— Begin Provided entries —

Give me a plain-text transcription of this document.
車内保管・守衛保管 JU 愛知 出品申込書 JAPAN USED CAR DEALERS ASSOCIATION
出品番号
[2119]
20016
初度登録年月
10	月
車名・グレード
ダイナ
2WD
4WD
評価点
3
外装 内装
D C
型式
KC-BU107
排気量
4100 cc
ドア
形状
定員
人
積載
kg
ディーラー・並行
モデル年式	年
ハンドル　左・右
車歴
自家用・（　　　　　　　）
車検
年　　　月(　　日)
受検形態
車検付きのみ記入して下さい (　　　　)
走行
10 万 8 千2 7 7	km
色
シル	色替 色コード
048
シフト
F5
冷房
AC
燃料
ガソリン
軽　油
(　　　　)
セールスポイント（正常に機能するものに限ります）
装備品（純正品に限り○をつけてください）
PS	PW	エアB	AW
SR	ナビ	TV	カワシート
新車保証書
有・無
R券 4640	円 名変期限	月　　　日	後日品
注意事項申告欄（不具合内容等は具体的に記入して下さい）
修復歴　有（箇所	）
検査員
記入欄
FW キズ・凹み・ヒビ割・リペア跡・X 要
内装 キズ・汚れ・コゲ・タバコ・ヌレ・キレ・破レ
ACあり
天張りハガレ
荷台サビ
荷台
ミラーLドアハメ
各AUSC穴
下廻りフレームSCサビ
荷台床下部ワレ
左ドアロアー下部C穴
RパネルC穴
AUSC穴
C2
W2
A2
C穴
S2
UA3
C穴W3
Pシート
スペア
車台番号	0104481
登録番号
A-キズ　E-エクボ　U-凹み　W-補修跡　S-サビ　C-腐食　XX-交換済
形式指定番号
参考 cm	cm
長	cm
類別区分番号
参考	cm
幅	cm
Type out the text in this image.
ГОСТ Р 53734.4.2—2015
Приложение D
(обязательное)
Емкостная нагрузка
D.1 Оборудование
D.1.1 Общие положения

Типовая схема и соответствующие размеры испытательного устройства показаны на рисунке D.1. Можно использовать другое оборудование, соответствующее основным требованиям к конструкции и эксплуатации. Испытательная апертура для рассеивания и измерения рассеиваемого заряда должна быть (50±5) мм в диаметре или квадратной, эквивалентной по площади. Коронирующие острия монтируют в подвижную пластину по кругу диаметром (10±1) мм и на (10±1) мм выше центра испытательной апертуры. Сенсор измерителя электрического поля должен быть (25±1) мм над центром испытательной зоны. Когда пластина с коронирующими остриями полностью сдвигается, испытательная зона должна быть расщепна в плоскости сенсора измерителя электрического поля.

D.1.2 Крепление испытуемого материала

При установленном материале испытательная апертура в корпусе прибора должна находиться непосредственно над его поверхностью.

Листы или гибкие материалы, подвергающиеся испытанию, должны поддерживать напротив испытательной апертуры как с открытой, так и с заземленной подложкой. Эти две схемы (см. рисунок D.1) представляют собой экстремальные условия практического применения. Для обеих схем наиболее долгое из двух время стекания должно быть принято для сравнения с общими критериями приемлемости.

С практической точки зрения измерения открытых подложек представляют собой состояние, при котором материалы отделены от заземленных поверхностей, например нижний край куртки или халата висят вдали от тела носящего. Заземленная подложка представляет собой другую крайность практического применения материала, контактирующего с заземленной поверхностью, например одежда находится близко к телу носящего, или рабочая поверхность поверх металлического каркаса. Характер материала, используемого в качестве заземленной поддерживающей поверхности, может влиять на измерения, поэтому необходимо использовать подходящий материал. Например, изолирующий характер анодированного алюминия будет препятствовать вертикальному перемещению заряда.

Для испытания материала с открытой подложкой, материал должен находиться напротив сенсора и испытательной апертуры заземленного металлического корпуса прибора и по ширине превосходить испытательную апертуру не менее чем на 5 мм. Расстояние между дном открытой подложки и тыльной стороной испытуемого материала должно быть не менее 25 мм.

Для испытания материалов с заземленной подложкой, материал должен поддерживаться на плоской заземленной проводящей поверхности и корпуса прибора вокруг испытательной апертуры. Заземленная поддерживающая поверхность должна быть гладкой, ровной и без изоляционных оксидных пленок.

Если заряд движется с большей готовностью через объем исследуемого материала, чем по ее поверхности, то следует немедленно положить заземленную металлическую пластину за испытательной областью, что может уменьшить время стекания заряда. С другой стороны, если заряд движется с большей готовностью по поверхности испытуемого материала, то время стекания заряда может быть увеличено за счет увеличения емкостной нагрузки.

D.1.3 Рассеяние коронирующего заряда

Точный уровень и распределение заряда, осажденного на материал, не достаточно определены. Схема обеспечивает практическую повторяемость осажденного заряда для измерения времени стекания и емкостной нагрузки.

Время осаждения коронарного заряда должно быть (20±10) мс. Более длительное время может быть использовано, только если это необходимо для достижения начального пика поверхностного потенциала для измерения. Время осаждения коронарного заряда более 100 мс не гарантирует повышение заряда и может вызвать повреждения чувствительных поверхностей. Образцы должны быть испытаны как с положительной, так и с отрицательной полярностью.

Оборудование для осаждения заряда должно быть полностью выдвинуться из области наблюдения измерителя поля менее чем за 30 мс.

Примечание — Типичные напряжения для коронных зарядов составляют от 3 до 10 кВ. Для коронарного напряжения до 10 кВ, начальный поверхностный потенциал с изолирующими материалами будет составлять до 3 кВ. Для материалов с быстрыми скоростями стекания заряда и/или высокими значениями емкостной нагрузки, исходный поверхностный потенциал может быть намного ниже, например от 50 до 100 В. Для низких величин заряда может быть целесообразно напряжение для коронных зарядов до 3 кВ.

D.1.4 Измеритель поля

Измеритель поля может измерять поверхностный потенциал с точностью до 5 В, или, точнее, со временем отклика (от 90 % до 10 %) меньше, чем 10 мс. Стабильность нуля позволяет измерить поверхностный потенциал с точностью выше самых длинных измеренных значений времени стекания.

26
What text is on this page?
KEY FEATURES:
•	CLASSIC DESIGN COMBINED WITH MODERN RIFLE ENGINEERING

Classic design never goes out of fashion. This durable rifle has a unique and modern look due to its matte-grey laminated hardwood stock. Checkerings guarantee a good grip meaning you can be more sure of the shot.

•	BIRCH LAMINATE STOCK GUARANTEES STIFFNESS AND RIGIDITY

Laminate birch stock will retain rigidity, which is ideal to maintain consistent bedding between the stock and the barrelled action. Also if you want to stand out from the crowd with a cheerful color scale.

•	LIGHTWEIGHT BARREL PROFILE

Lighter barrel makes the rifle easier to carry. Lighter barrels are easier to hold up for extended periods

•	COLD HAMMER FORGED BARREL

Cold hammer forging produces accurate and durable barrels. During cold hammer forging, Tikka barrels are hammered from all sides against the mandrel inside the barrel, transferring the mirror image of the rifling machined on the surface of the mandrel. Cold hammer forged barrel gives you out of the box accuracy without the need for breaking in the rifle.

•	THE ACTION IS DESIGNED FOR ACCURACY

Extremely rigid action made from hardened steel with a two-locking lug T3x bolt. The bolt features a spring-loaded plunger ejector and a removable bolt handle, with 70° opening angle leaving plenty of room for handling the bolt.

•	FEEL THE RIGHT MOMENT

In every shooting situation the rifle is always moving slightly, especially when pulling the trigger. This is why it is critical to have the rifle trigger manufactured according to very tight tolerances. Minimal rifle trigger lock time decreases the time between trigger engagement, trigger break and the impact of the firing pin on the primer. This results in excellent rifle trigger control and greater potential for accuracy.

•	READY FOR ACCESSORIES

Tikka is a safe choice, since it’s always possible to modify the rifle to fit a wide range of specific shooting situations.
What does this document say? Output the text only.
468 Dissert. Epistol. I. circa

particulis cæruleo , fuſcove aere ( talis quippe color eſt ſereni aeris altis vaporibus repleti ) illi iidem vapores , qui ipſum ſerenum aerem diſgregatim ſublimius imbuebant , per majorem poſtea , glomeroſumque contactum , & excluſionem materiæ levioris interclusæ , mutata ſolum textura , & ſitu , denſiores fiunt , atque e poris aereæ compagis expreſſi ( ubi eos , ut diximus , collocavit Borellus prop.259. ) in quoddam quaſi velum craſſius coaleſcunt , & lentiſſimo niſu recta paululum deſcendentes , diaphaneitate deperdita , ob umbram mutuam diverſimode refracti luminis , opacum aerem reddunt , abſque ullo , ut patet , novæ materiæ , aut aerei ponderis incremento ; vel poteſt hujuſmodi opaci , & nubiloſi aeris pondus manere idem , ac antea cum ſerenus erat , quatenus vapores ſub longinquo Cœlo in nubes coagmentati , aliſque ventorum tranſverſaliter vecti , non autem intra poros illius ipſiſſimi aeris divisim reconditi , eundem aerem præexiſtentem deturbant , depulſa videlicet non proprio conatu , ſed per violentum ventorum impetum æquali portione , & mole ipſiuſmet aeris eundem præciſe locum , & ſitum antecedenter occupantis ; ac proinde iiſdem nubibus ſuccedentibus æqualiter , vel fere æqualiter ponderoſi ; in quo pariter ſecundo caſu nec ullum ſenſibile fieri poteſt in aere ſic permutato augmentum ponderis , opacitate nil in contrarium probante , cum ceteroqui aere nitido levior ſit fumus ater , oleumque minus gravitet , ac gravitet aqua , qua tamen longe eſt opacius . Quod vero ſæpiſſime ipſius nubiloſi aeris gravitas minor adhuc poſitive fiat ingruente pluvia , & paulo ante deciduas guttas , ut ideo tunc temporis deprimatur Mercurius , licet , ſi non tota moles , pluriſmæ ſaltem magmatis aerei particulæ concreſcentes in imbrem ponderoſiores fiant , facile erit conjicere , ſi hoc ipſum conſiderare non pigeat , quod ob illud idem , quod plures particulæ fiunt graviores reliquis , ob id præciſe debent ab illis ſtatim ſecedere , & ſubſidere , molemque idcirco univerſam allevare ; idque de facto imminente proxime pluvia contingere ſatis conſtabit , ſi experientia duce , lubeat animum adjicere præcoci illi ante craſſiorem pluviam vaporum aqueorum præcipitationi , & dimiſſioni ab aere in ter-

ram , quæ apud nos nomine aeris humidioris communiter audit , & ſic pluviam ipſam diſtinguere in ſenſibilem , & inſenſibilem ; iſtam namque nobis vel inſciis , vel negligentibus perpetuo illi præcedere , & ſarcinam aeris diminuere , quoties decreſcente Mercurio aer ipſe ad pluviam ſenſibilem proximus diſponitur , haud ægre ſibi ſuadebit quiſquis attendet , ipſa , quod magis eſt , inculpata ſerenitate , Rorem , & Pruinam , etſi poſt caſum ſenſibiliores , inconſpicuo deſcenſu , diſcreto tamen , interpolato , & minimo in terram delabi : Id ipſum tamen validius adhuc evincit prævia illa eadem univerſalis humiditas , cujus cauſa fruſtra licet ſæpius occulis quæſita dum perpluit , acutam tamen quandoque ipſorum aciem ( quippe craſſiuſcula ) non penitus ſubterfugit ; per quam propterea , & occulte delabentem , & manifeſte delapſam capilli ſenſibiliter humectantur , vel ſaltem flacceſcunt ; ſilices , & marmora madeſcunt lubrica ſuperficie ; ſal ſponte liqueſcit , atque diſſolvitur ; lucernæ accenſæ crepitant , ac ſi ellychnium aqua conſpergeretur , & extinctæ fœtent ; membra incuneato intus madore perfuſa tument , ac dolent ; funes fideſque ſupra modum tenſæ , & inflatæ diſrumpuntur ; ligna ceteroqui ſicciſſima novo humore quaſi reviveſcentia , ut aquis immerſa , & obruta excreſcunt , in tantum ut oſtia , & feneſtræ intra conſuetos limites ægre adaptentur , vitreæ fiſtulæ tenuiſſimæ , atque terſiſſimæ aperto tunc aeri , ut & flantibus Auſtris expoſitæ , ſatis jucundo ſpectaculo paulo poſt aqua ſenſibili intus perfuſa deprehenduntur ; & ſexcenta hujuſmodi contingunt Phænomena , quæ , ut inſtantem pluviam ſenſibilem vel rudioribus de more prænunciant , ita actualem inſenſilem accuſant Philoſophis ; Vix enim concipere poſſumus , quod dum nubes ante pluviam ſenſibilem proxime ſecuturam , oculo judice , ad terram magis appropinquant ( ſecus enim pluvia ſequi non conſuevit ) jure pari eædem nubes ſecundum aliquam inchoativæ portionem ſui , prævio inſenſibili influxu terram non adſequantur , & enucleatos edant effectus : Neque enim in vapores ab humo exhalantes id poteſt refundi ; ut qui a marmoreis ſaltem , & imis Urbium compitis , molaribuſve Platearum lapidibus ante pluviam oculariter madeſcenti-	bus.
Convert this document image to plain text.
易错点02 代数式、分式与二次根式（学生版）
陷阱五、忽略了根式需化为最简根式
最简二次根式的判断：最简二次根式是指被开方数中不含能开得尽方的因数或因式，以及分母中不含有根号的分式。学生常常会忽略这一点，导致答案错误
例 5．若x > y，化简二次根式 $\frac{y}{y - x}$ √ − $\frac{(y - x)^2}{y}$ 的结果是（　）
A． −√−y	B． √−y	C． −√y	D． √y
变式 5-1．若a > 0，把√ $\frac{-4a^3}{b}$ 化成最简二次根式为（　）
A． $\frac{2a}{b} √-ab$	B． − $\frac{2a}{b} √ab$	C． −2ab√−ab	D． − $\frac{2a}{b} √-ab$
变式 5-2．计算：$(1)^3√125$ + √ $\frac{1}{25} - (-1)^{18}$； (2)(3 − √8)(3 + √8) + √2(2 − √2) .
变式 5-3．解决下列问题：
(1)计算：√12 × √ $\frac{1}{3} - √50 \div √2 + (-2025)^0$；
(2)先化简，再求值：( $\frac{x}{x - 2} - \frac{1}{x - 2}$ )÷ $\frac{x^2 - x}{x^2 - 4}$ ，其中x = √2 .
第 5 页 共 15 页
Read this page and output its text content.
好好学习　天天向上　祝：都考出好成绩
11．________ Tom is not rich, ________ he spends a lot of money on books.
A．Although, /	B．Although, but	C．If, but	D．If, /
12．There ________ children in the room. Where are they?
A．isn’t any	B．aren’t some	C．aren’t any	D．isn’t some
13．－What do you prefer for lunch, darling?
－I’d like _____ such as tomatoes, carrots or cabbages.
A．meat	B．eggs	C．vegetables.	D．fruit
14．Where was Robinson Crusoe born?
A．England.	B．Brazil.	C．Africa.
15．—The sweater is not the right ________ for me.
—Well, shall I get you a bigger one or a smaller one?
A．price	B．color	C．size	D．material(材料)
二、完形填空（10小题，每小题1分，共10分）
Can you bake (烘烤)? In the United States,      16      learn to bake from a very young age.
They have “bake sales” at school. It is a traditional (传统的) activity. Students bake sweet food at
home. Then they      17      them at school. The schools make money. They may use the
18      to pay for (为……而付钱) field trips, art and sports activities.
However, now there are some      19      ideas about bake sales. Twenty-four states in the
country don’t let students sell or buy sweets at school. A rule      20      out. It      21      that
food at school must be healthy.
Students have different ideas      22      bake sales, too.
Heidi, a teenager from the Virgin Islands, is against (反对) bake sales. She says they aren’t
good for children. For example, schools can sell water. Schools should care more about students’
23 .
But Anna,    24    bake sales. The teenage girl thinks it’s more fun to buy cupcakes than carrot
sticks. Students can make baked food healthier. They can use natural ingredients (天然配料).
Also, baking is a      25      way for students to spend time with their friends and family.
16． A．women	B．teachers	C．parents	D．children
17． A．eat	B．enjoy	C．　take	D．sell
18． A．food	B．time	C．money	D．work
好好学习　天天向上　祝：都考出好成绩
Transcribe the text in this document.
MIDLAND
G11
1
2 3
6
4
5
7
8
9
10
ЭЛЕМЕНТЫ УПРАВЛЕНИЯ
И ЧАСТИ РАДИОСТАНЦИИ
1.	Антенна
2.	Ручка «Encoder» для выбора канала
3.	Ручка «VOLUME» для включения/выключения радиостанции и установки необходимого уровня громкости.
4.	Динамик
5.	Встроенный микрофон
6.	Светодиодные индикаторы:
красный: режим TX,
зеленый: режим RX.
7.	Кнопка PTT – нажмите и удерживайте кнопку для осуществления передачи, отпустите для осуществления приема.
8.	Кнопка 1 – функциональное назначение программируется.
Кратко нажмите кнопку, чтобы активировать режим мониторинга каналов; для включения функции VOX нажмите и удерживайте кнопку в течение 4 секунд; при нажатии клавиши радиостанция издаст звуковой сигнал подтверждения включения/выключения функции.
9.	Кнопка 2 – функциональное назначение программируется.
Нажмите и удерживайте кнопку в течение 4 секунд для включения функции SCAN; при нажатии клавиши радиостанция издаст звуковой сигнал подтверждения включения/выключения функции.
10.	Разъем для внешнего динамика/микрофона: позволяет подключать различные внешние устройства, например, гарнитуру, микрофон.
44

— End Provided entries —

• Aim of the exercise:
Among the entries above, how many lines hold the string "функциональное"? Respond with nothing but the number.

• Expected answer:
2